───── Materials provided

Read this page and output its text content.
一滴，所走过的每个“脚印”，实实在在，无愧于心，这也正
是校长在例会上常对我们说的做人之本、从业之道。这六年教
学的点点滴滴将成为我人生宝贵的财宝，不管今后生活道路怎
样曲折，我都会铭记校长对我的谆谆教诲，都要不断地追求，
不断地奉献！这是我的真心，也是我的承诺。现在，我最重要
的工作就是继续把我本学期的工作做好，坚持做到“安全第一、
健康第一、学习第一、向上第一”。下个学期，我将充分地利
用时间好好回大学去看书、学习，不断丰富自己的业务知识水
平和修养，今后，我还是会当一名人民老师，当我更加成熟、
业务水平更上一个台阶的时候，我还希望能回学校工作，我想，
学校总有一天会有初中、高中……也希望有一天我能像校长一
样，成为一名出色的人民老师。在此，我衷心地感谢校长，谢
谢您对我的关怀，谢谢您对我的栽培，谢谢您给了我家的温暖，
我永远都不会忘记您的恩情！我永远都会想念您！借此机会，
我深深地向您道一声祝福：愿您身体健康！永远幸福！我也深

──────────

- Exercise details -
Make an exact copy of the records.

- Solution to this exercise -
Read this page and output its text content.
一滴，所走过的每个“脚印”，实实在在，无愧于心，这也正
是校长在例会上常对我们说的做人之本、从业之道。这六年教
学的点点滴滴将成为我人生宝贵的财宝，不管今后生活道路怎
样曲折，我都会铭记校长对我的谆谆教诲，都要不断地追求，
不断地奉献！这是我的真心，也是我的承诺。现在，我最重要
的工作就是继续把我本学期的工作做好，坚持做到“安全第一、
健康第一、学习第一、向上第一”。下个学期，我将充分地利
用时间好好回大学去看书、学习，不断丰富自己的业务知识水
平和修养，今后，我还是会当一名人民老师，当我更加成熟、
业务水平更上一个台阶的时候，我还希望能回学校工作，我想，
学校总有一天会有初中、高中……也希望有一天我能像校长一
样，成为一名出色的人民老师。在此，我衷心地感谢校长，谢
谢您对我的关怀，谢谢您对我的栽培，谢谢您给了我家的温暖，
我永远都不会忘记您的恩情！我永远都会想念您！借此机会，
我深深地向您道一声祝福：愿您身体健康！永远幸福！我也深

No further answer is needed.